__Requirements__.
A – Decide whether each statement agrees with the Dockstar teardown text: (i) the device has 128MB DDR2 SDRAM and 256MB Flash; (ii) the local NAS can be managed locally without the web interface; (iii) after an automated update, ssh access stays available. Answer yes or no for each, quoting the deciding words of the text.
B – Proceed with the Dockstar teardown text, picking up after its final sentence.

* start Reading text *

Seagate Dockstar - Teardown

I ordered a Seagate Dockstar on ebay as a playground for some experimenting with OpenWrt. This device is particularly well-equipped compared to similar ARM-based NAS/routers with its 128MB DDR2 SDRAM and 256MB Flash. Sadly though, the original purpose of the Dockstar seems badly established: your local NAS can only be managed through a web interface on dockstar.pogoplug.com, with local management support completely missing. I am not really happy with this option as I do not believe that it is safe at all.

Nevertheless the hardware is a state-of-the-art ARM-based board equipped with 4 USB 2.0 ports and gigabit Ethernet interface and strong enough to even support standard linux distributions. Debian and Gentoo have already been successfully installed. 
The box itself is nicely designed, the board is in a modern-look minimalistic box. The miniUSB port on the fits in some Seagate's external harddrives, however some third party boxes can be used, too, it takes only a ruler to figure it out.


Before going any further: NEVER ever connect the Dockstar to a network with public internet access. According to many reports it tends to "phone home", that is making automated software updates. This is a problem because the ssh access gets disabled and only serial console remains. This actually happened to me so consider this issue confirmed! Preventive measures include either a separate switch or subnet dedicated to the device or manually disabling routing to Dockstar on the gateway.
Update: I managed to resolve the problem, ssh access is regained. For details, jump here.

* end Reading text *
* start Material provided *

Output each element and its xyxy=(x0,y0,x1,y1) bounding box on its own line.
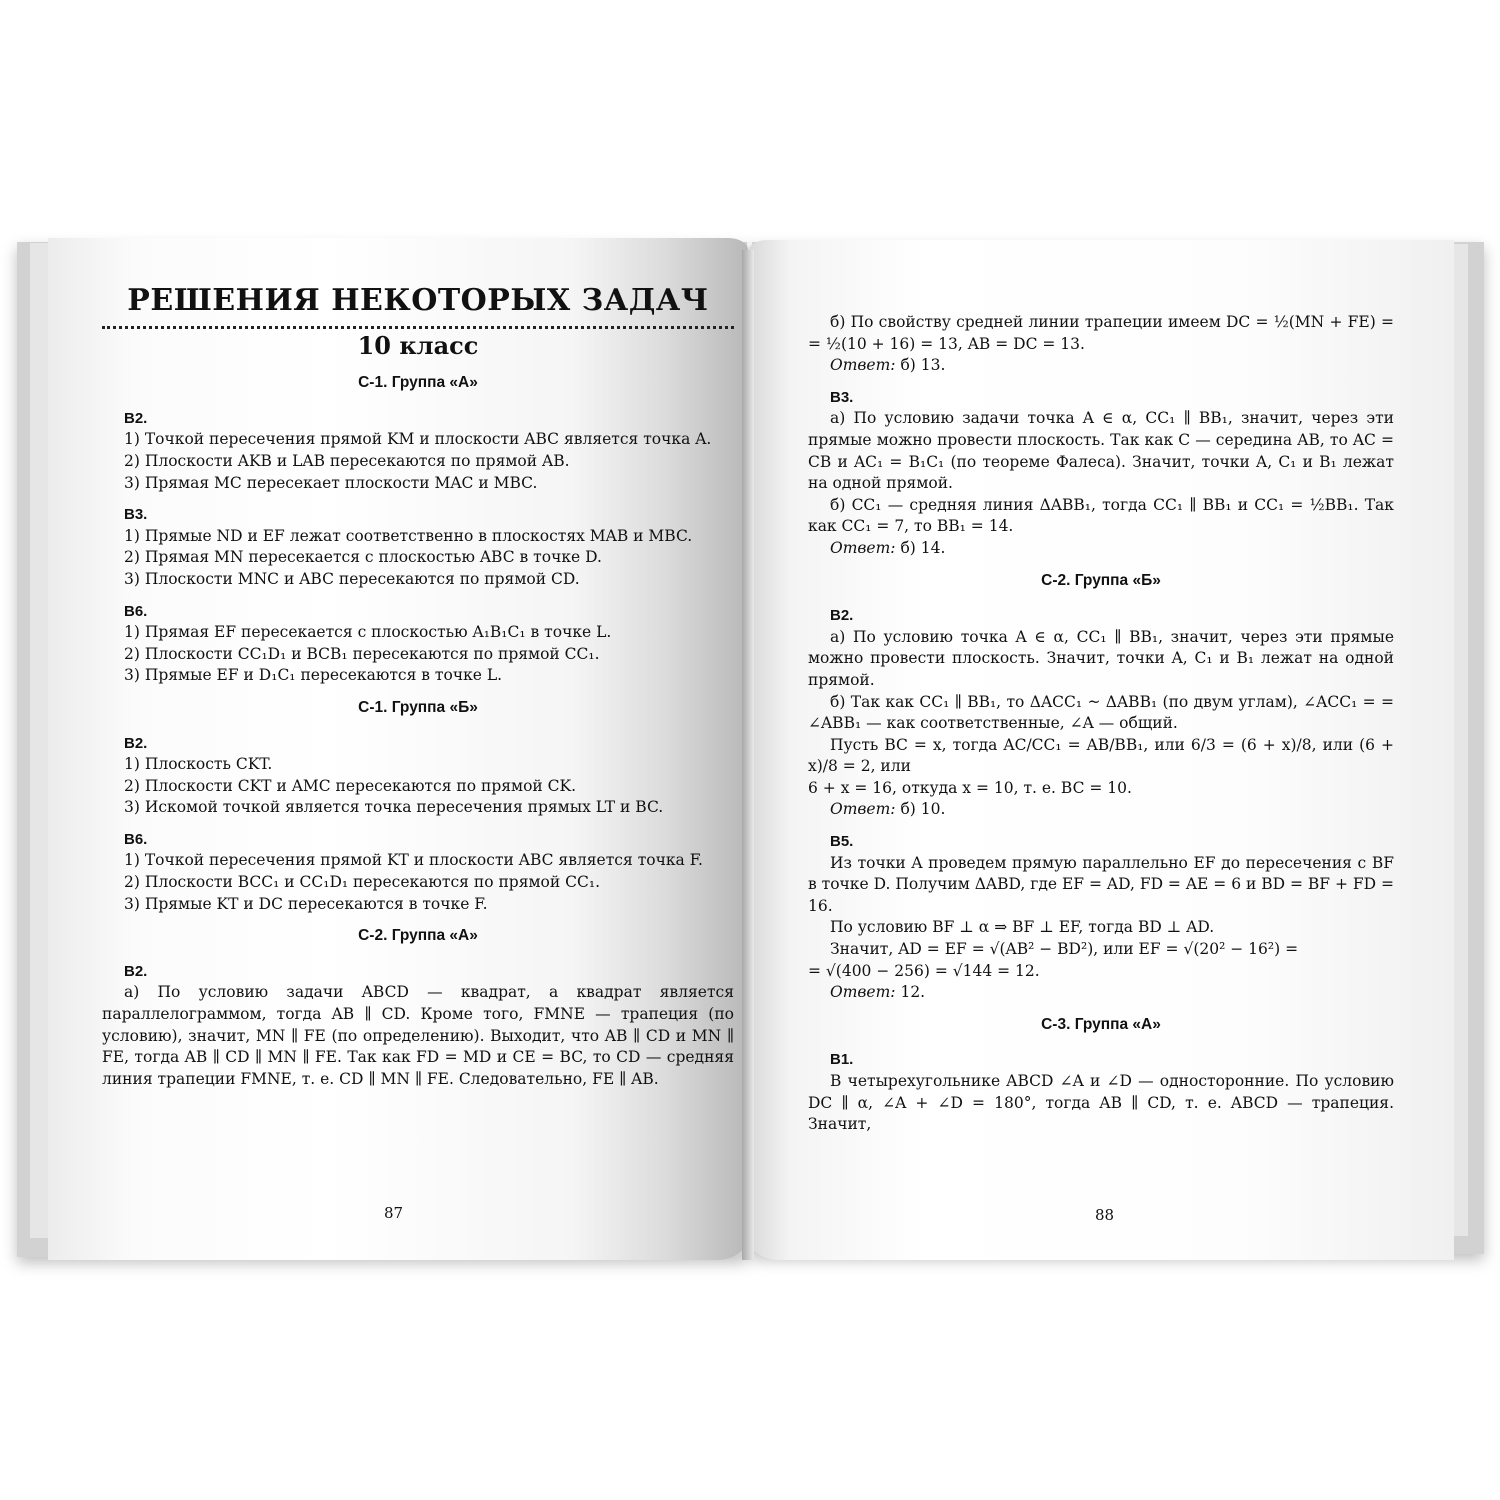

* end Material provided *

__Responses in order__.
A –
(i) Yes: "its 128MB DDR2 SDRAM and 256MB Flash"
(ii) No: "with local management support completely missing"
(iii) No: "the ssh access gets disabled and only serial console remains"

B –
An inside look

Anyway, let's look inside! The top part of the casing holds with eight claws (two each side). After popping it off, the connector of the top mini USB port has to be removed, and the entire PCB becomes accessible. Below there are the main circuits on the two sides of the PCB that I pinpointed and figured out their purpose. For everyone who likes to visualize things, I have  also spotted them on the high-res PCB photos.

Top layer:
  • Marvell Kirkwood 88F6281 ARM926 compatible SoC;
  • Nanya NT5TU64M16DG-AC 128MB DDR2 SDRAM;
  • Two Marvell dual switching power supply circuits.
On this layer we also find the dual LED, the reset button and the UART/JTAG service header. The supply input is a standard single pin connector with the center pin positive and the shield negative. The factory provided external power supply brick outputs 12V 2A. The serial/JTAG header pitch is 2.0mm, a rarely used standard, however available at most distributors.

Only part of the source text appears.